• Data supplied
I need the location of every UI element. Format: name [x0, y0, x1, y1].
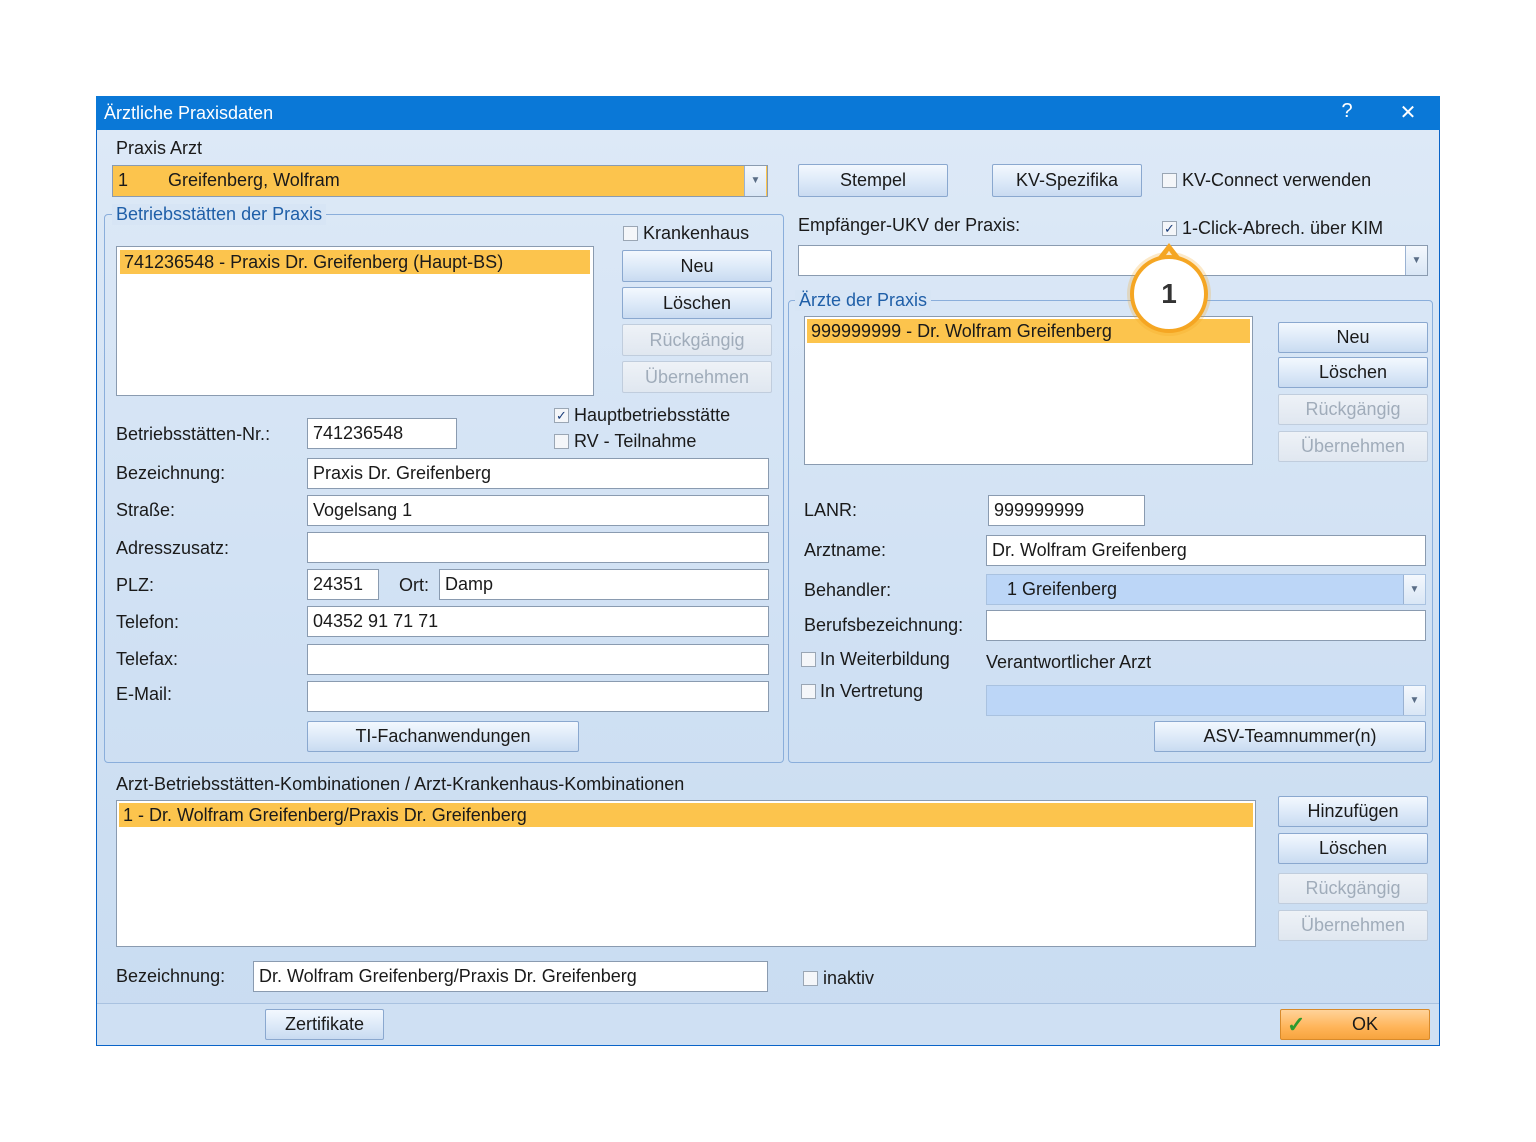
aerzte-group-title: Ärzte der Praxis: [795, 290, 932, 311]
kombi-bezeichnung-input[interactable]: Dr. Wolfram Greifenberg/Praxis Dr. Greif…: [253, 961, 768, 992]
arztname-input[interactable]: Dr. Wolfram Greifenberg: [986, 535, 1426, 566]
ok-button[interactable]: ✓ OK: [1280, 1009, 1430, 1040]
email-label: E-Mail:: [116, 684, 173, 704]
bezeichnung-input[interactable]: Praxis Dr. Greifenberg: [307, 458, 769, 489]
bs-rueckgaengig-button[interactable]: Rückgängig: [622, 324, 772, 356]
vertretung-checkbox[interactable]: [801, 684, 816, 699]
kombinationen-label: Arzt-Betriebsstätten-Kombinationen / Arz…: [116, 774, 685, 794]
verantwortlicher-arzt-label: Verantwortlicher Arzt: [986, 652, 1152, 672]
inaktiv-checkbox[interactable]: [803, 971, 818, 986]
praxis-select-value: 1 Greifenberg, Wolfram: [118, 170, 340, 190]
adresszusatz-input[interactable]: [307, 532, 769, 563]
inaktiv-label: inaktiv: [823, 968, 875, 988]
ort-label: Ort:: [399, 575, 429, 595]
chevron-down-icon[interactable]: ▼: [1403, 575, 1425, 604]
kombi-bezeichnung-label: Bezeichnung:: [116, 966, 226, 986]
list-item[interactable]: 741236548 - Praxis Dr. Greifenberg (Haup…: [120, 250, 590, 274]
empfaenger-label: Empfänger-UKV der Praxis:: [798, 215, 1021, 235]
chevron-down-icon[interactable]: ▼: [1405, 246, 1427, 275]
ort-input[interactable]: Damp: [439, 569, 769, 600]
checkmark-icon: ✓: [1287, 1012, 1306, 1037]
arzt-uebernehmen-button[interactable]: Übernehmen: [1278, 431, 1428, 462]
hinzufuegen-button[interactable]: Hinzufügen: [1278, 796, 1428, 827]
praxis-arzt-label: Praxis Arzt: [116, 138, 203, 158]
lanr-input[interactable]: 999999999: [988, 495, 1145, 526]
help-button[interactable]: ?: [1332, 100, 1362, 123]
asv-teamnummern-button[interactable]: ASV-Teamnummer(n): [1154, 721, 1426, 752]
arzt-rueckgaengig-button[interactable]: Rückgängig: [1278, 394, 1428, 425]
telefax-input[interactable]: [307, 644, 769, 675]
weiterbildung-checkbox[interactable]: [801, 652, 816, 667]
telefon-input[interactable]: 04352 91 71 71: [307, 606, 769, 637]
weiterbildung-label: In Weiterbildung: [820, 649, 950, 669]
berufsbezeichnung-label: Berufsbezeichnung:: [804, 615, 964, 635]
ti-fachanwendungen-button[interactable]: TI-Fachanwendungen: [307, 721, 579, 752]
email-input[interactable]: [307, 681, 769, 712]
list-item[interactable]: 1 - Dr. Wolfram Greifenberg/Praxis Dr. G…: [119, 803, 1253, 827]
kv-connect-label: KV-Connect verwenden: [1182, 170, 1372, 190]
arzt-loeschen-button[interactable]: Löschen: [1278, 357, 1428, 388]
hauptbetriebsstaette-checkbox[interactable]: ✓: [554, 408, 569, 423]
chevron-down-icon[interactable]: ▼: [1403, 686, 1425, 715]
behandler-select[interactable]: 1 Greifenberg: [986, 574, 1426, 605]
rv-teilnahme-checkbox[interactable]: [554, 434, 569, 449]
telefax-label: Telefax:: [116, 649, 179, 669]
kombi-loeschen-button[interactable]: Löschen: [1278, 833, 1428, 864]
strasse-input[interactable]: Vogelsang 1: [307, 495, 769, 526]
bs-uebernehmen-button[interactable]: Übernehmen: [622, 361, 772, 393]
kombi-uebernehmen-button[interactable]: Übernehmen: [1278, 910, 1428, 941]
verantwortlicher-arzt-select[interactable]: [986, 685, 1426, 716]
bezeichnung-label: Bezeichnung:: [116, 463, 226, 483]
ok-label: OK: [1351, 1014, 1378, 1034]
close-icon[interactable]: ✕: [1393, 100, 1423, 125]
kv-spezifika-button[interactable]: KV-Spezifika: [992, 164, 1142, 197]
strasse-label: Straße:: [116, 500, 176, 520]
hauptbetriebsstaette-label: Hauptbetriebsstätte: [574, 405, 731, 425]
arztname-label: Arztname:: [804, 540, 887, 560]
lanr-label: LANR:: [804, 500, 858, 520]
praxis-select[interactable]: 1 Greifenberg, Wolfram: [112, 165, 768, 197]
adresszusatz-label: Adresszusatz:: [116, 538, 230, 558]
callout-badge: 1: [1130, 255, 1208, 333]
plz-label: PLZ:: [116, 575, 155, 595]
krankenhaus-checkbox[interactable]: [623, 226, 638, 241]
betriebsstaetten-list[interactable]: 741236548 - Praxis Dr. Greifenberg (Haup…: [116, 246, 594, 396]
bs-nr-input[interactable]: 741236548: [307, 418, 457, 449]
vertretung-label: In Vertretung: [820, 681, 924, 701]
krankenhaus-label: Krankenhaus: [643, 223, 750, 243]
plz-input[interactable]: 24351: [307, 569, 379, 600]
stempel-button[interactable]: Stempel: [798, 164, 948, 197]
kv-connect-checkbox[interactable]: [1162, 173, 1177, 188]
bs-loeschen-button[interactable]: Löschen: [622, 287, 772, 319]
kombi-rueckgaengig-button[interactable]: Rückgängig: [1278, 873, 1428, 904]
berufsbezeichnung-input[interactable]: [986, 610, 1426, 641]
arzt-neu-button[interactable]: Neu: [1278, 322, 1428, 353]
one-click-checkbox[interactable]: ✓: [1162, 221, 1177, 236]
telefon-label: Telefon:: [116, 612, 180, 632]
title-bar: Ärztliche Praxisdaten ? ✕: [96, 96, 1440, 130]
empfaenger-select[interactable]: [798, 245, 1428, 276]
zertifikate-button[interactable]: Zertifikate: [265, 1009, 384, 1040]
window-title: Ärztliche Praxisdaten: [104, 103, 274, 123]
chevron-down-icon[interactable]: ▼: [744, 166, 766, 196]
behandler-label: Behandler:: [804, 580, 892, 600]
kombinationen-list[interactable]: 1 - Dr. Wolfram Greifenberg/Praxis Dr. G…: [116, 800, 1256, 947]
betriebsstaetten-group-title: Betriebsstätten der Praxis: [112, 204, 327, 225]
aerzte-list[interactable]: 999999999 - Dr. Wolfram Greifenberg: [804, 316, 1253, 465]
bs-neu-button[interactable]: Neu: [622, 250, 772, 282]
rv-teilnahme-label: RV - Teilnahme: [574, 431, 697, 451]
one-click-label: 1-Click-Abrech. über KIM: [1182, 218, 1384, 238]
bs-nr-label: Betriebsstätten-Nr.:: [116, 424, 271, 444]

• Exercise
Reproduce every line of the data above verbatim, leaving out the picture.

• Final result
I need the location of every UI element. Format: name [x0, y0, x1, y1].
aerzte-group-title: Ärzte der Praxis: [795, 290, 932, 311]
kombi-bezeichnung-input[interactable]: Dr. Wolfram Greifenberg/Praxis Dr. Greif…: [253, 961, 768, 992]
arztname-input[interactable]: Dr. Wolfram Greifenberg: [986, 535, 1426, 566]
ok-button[interactable]: ✓ OK: [1280, 1009, 1430, 1040]
email-label: E-Mail:: [116, 684, 173, 704]
bezeichnung-input[interactable]: Praxis Dr. Greifenberg: [307, 458, 769, 489]
bs-rueckgaengig-button[interactable]: Rückgängig: [622, 324, 772, 356]
vertretung-checkbox[interactable]: [801, 684, 816, 699]
kombinationen-label: Arzt-Betriebsstätten-Kombinationen / Arz…: [116, 774, 685, 794]
verantwortlicher-arzt-label: Verantwortlicher Arzt: [986, 652, 1152, 672]
inaktiv-checkbox[interactable]: [803, 971, 818, 986]
praxis-select-value: 1 Greifenberg, Wolfram: [118, 170, 340, 190]
adresszusatz-input[interactable]: [307, 532, 769, 563]
inaktiv-label: inaktiv: [823, 968, 875, 988]
ort-label: Ort:: [399, 575, 429, 595]
chevron-down-icon[interactable]: ▼: [1403, 575, 1425, 604]
kombi-bezeichnung-label: Bezeichnung:: [116, 966, 226, 986]
list-item[interactable]: 741236548 - Praxis Dr. Greifenberg (Haup…: [120, 250, 590, 274]
empfaenger-label: Empfänger-UKV der Praxis:: [798, 215, 1021, 235]
chevron-down-icon[interactable]: ▼: [1405, 246, 1427, 275]
ort-input[interactable]: Damp: [439, 569, 769, 600]
checkmark-icon: ✓: [1287, 1012, 1306, 1037]
arzt-uebernehmen-button[interactable]: Übernehmen: [1278, 431, 1428, 462]
hinzufuegen-button[interactable]: Hinzufügen: [1278, 796, 1428, 827]
praxis-arzt-label: Praxis Arzt: [116, 138, 203, 158]
lanr-input[interactable]: 999999999: [988, 495, 1145, 526]
help-button[interactable]: ?: [1332, 100, 1362, 123]
asv-teamnummern-button[interactable]: ASV-Teamnummer(n): [1154, 721, 1426, 752]
arzt-rueckgaengig-button[interactable]: Rückgängig: [1278, 394, 1428, 425]
telefax-input[interactable]: [307, 644, 769, 675]
weiterbildung-checkbox[interactable]: [801, 652, 816, 667]
telefon-input[interactable]: 04352 91 71 71: [307, 606, 769, 637]
weiterbildung-label: In Weiterbildung: [820, 649, 950, 669]
berufsbezeichnung-label: Berufsbezeichnung:: [804, 615, 964, 635]
ti-fachanwendungen-button[interactable]: TI-Fachanwendungen: [307, 721, 579, 752]
email-input[interactable]: [307, 681, 769, 712]
list-item[interactable]: 1 - Dr. Wolfram Greifenberg/Praxis Dr. G…: [119, 803, 1253, 827]
kv-connect-label: KV-Connect verwenden: [1182, 170, 1372, 190]
arzt-loeschen-button[interactable]: Löschen: [1278, 357, 1428, 388]
hauptbetriebsstaette-checkbox[interactable]: ✓: [554, 408, 569, 423]
chevron-down-icon[interactable]: ▼: [1403, 686, 1425, 715]
behandler-select[interactable]: 1 Greifenberg: [986, 574, 1426, 605]
rv-teilnahme-checkbox[interactable]: [554, 434, 569, 449]
telefax-label: Telefax:: [116, 649, 179, 669]
kombi-loeschen-button[interactable]: Löschen: [1278, 833, 1428, 864]
strasse-input[interactable]: Vogelsang 1: [307, 495, 769, 526]
bs-uebernehmen-button[interactable]: Übernehmen: [622, 361, 772, 393]
kombi-uebernehmen-button[interactable]: Übernehmen: [1278, 910, 1428, 941]
verantwortlicher-arzt-select[interactable]: [986, 685, 1426, 716]
bezeichnung-label: Bezeichnung:: [116, 463, 226, 483]
ok-label: OK: [1351, 1014, 1378, 1034]
close-icon[interactable]: ✕: [1393, 100, 1423, 125]
kv-spezifika-button[interactable]: KV-Spezifika: [992, 164, 1142, 197]
strasse-label: Straße:: [116, 500, 176, 520]
hauptbetriebsstaette-label: Hauptbetriebsstätte: [574, 405, 731, 425]
arztname-label: Arztname:: [804, 540, 887, 560]
lanr-label: LANR:: [804, 500, 858, 520]
praxis-select[interactable]: 1 Greifenberg, Wolfram: [112, 165, 768, 197]
adresszusatz-label: Adresszusatz:: [116, 538, 230, 558]
callout-badge: 1: [1130, 255, 1208, 333]
plz-label: PLZ:: [116, 575, 155, 595]
krankenhaus-checkbox[interactable]: [623, 226, 638, 241]
betriebsstaetten-list[interactable]: 741236548 - Praxis Dr. Greifenberg (Haup…: [116, 246, 594, 396]
bs-nr-input[interactable]: 741236548: [307, 418, 457, 449]
vertretung-label: In Vertretung: [820, 681, 924, 701]
krankenhaus-label: Krankenhaus: [643, 223, 750, 243]
plz-input[interactable]: 24351: [307, 569, 379, 600]
stempel-button[interactable]: Stempel: [798, 164, 948, 197]
kv-connect-checkbox[interactable]: [1162, 173, 1177, 188]
bs-loeschen-button[interactable]: Löschen: [622, 287, 772, 319]
kombi-rueckgaengig-button[interactable]: Rückgängig: [1278, 873, 1428, 904]
berufsbezeichnung-input[interactable]: [986, 610, 1426, 641]
arzt-neu-button[interactable]: Neu: [1278, 322, 1428, 353]
one-click-checkbox[interactable]: ✓: [1162, 221, 1177, 236]
telefon-label: Telefon:: [116, 612, 180, 632]
title-bar: Ärztliche Praxisdaten ? ✕: [96, 96, 1440, 130]
empfaenger-select[interactable]: [798, 245, 1428, 276]
zertifikate-button[interactable]: Zertifikate: [265, 1009, 384, 1040]
window-title: Ärztliche Praxisdaten: [104, 103, 274, 123]
chevron-down-icon[interactable]: ▼: [744, 166, 766, 196]
behandler-label: Behandler:: [804, 580, 892, 600]
kombinationen-list[interactable]: 1 - Dr. Wolfram Greifenberg/Praxis Dr. G…: [116, 800, 1256, 947]
betriebsstaetten-group-title: Betriebsstätten der Praxis: [112, 204, 327, 225]
aerzte-list[interactable]: 999999999 - Dr. Wolfram Greifenberg: [804, 316, 1253, 465]
bs-neu-button[interactable]: Neu: [622, 250, 772, 282]
rv-teilnahme-label: RV - Teilnahme: [574, 431, 697, 451]
one-click-label: 1-Click-Abrech. über KIM: [1182, 218, 1384, 238]
bs-nr-label: Betriebsstätten-Nr.:: [116, 424, 271, 444]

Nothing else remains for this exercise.